- [Your instructions]:
If a line in the data has the string "systems", please show it.

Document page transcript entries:
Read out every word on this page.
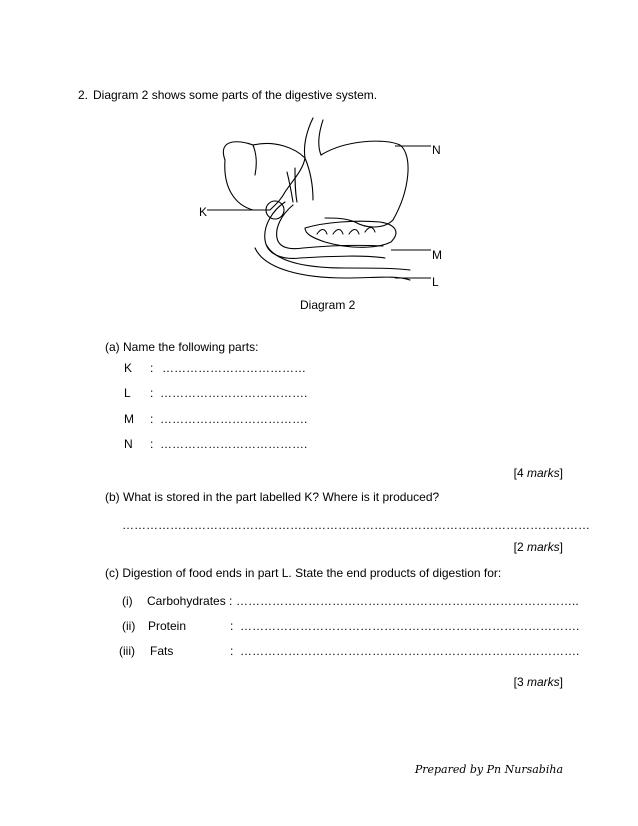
2. Diagram 2 shows some parts of the digestive system.
N
K
M
L
Diagram 2
(a) Name the following parts:
K : ………………………………
L : ……………………………….
M : ……………………………….
N : ……………………………….
[4 marks]
(b) What is stored in the part labelled K? Where is it produced?
………………………………………………………………………………………………………
[2 marks]
(c) Digestion of food ends in part L. State the end products of digestion for:
(i) Carbohydrates : …………………………………………………………………………..
(ii) Protein	: ………………………………………………………………………….
(iii) Fats	: ………………………………………………………………………….
[3 marks]
Prepared by Pn Nursabiha
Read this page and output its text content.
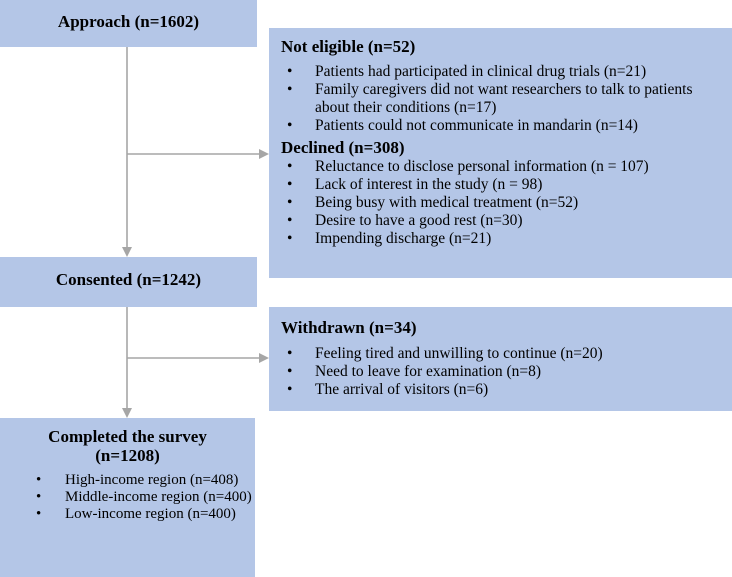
Approach (n=1602)
Not eligible (n=52)
• Patients had participated in clinical drug trials (n=21)
• Family caregivers did not want researchers to talk to patients about their conditions (n=17)
• Patients could not communicate in mandarin (n=14)
Declined (n=308)
• Reluctance to disclose personal information (n = 107)
• Lack of interest in the study (n = 98)
• Being busy with medical treatment (n=52)
• Desire to have a good rest (n=30)
• Impending discharge (n=21)
Consented (n=1242)
Withdrawn (n=34)
• Feeling tired and unwilling to continue (n=20)
• Need to leave for examination (n=8)
• The arrival of visitors (n=6)
Completed the survey
(n=1208)
• High-income region (n=408)
• Middle-income region (n=400)
• Low-income region (n=400)
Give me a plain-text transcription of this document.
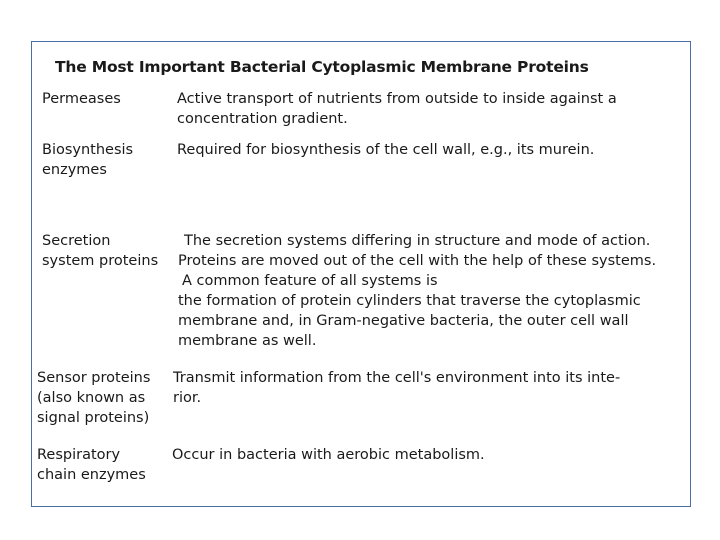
The Most Important Bacterial Cytoplasmic Membrane Proteins
Permeases	Active transport of nutrients from outside to inside against a
concentration gradient.
Biosynthesis
enzymes
Required for biosynthesis of the cell wall, e.g., its murein.
Secretion
system proteins
The secretion systems differing in structure and mode of action.
Proteins are moved out of the cell with the help of these systems.
A common feature of all systems is
the formation of protein cylinders that traverse the cytoplasmic
membrane and, in Gram-negative bacteria, the outer cell wall
membrane as well.
Sensor proteins
(also known as
signal proteins)
Transmit information from the cell's environment into its inte-
rior.
Respiratory
chain enzymes
Occur in bacteria with aerobic metabolism.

- [Answer box]:
The secretion systems differing in structure and mode of action.
Proteins are moved out of the cell with the help of these systems.
A common feature of all systems is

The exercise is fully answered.